**Exercise aim:**
Copy out all the data, word for word.

____________

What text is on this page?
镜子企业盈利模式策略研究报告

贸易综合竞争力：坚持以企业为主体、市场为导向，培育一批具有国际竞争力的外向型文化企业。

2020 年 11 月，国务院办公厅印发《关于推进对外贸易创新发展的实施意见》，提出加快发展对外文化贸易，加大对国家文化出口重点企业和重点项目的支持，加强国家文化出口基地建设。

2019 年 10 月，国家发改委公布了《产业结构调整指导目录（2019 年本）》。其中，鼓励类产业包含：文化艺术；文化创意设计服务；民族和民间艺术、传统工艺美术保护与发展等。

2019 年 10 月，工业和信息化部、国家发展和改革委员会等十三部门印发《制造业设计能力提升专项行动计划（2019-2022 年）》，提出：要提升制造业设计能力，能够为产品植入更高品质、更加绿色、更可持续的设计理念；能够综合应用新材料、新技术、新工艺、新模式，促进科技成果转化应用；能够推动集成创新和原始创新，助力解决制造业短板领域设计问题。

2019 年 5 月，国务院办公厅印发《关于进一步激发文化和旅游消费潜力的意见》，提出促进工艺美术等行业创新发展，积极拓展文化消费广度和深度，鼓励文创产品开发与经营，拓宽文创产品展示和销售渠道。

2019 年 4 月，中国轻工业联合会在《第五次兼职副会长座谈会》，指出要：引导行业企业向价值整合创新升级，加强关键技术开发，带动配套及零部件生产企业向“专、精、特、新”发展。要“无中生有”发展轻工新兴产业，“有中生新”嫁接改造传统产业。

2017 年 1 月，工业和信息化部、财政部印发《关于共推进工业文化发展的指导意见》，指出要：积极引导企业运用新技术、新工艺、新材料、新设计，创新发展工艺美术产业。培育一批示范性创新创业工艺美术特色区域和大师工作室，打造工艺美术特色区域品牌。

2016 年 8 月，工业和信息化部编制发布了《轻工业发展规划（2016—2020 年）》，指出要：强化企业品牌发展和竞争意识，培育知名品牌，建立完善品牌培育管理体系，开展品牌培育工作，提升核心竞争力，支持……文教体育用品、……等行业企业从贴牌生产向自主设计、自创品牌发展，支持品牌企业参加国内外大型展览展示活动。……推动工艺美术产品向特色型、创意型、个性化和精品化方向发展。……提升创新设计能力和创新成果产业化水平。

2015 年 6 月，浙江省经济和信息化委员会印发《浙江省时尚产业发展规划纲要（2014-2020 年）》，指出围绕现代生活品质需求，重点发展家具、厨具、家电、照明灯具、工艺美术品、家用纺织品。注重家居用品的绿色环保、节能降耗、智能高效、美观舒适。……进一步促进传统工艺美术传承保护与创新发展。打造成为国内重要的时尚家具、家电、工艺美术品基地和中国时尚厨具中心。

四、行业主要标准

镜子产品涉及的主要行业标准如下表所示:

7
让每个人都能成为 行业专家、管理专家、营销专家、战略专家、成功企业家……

____________

**Exercise result:**
What text is on this page?
镜子企业盈利模式策略研究报告

贸易综合竞争力：坚持以企业为主体、市场为导向，培育一批具有国际竞争力的外向型文化企业。

2020 年 11 月，国务院办公厅印发《关于推进对外贸易创新发展的实施意见》，提出加快发展对外文化贸易，加大对国家文化出口重点企业和重点项目的支持，加强国家文化出口基地建设。

2019 年 10 月，国家发改委公布了《产业结构调整指导目录（2019 年本）》。其中，鼓励类产业包含：文化艺术；文化创意设计服务；民族和民间艺术、传统工艺美术保护与发展等。

2019 年 10 月，工业和信息化部、国家发展和改革委员会等十三部门印发《制造业设计能力提升专项行动计划（2019-2022 年）》，提出：要提升制造业设计能力，能够为产品植入更高品质、更加绿色、更可持续的设计理念；能够综合应用新材料、新技术、新工艺、新模式，促进科技成果转化应用；能够推动集成创新和原始创新，助力解决制造业短板领域设计问题。

2019 年 5 月，国务院办公厅印发《关于进一步激发文化和旅游消费潜力的意见》，提出促进工艺美术等行业创新发展，积极拓展文化消费广度和深度，鼓励文创产品开发与经营，拓宽文创产品展示和销售渠道。

2019 年 4 月，中国轻工业联合会在《第五次兼职副会长座谈会》，指出要：引导行业企业向价值整合创新升级，加强关键技术开发，带动配套及零部件生产企业向“专、精、特、新”发展。要“无中生有”发展轻工新兴产业，“有中生新”嫁接改造传统产业。

2017 年 1 月，工业和信息化部、财政部印发《关于共推进工业文化发展的指导意见》，指出要：积极引导企业运用新技术、新工艺、新材料、新设计，创新发展工艺美术产业。培育一批示范性创新创业工艺美术特色区域和大师工作室，打造工艺美术特色区域品牌。

2016 年 8 月，工业和信息化部编制发布了《轻工业发展规划（2016—2020 年）》，指出要：强化企业品牌发展和竞争意识，培育知名品牌，建立完善品牌培育管理体系，开展品牌培育工作，提升核心竞争力，支持……文教体育用品、……等行业企业从贴牌生产向自主设计、自创品牌发展，支持品牌企业参加国内外大型展览展示活动。……推动工艺美术产品向特色型、创意型、个性化和精品化方向发展。……提升创新设计能力和创新成果产业化水平。

2015 年 6 月，浙江省经济和信息化委员会印发《浙江省时尚产业发展规划纲要（2014-2020 年）》，指出围绕现代生活品质需求，重点发展家具、厨具、家电、照明灯具、工艺美术品、家用纺织品。注重家居用品的绿色环保、节能降耗、智能高效、美观舒适。……进一步促进传统工艺美术传承保护与创新发展。打造成为国内重要的时尚家具、家电、工艺美术品基地和中国时尚厨具中心。

四、行业主要标准

镜子产品涉及的主要行业标准如下表所示:

7
让每个人都能成为 行业专家、管理专家、营销专家、战略专家、成功企业家……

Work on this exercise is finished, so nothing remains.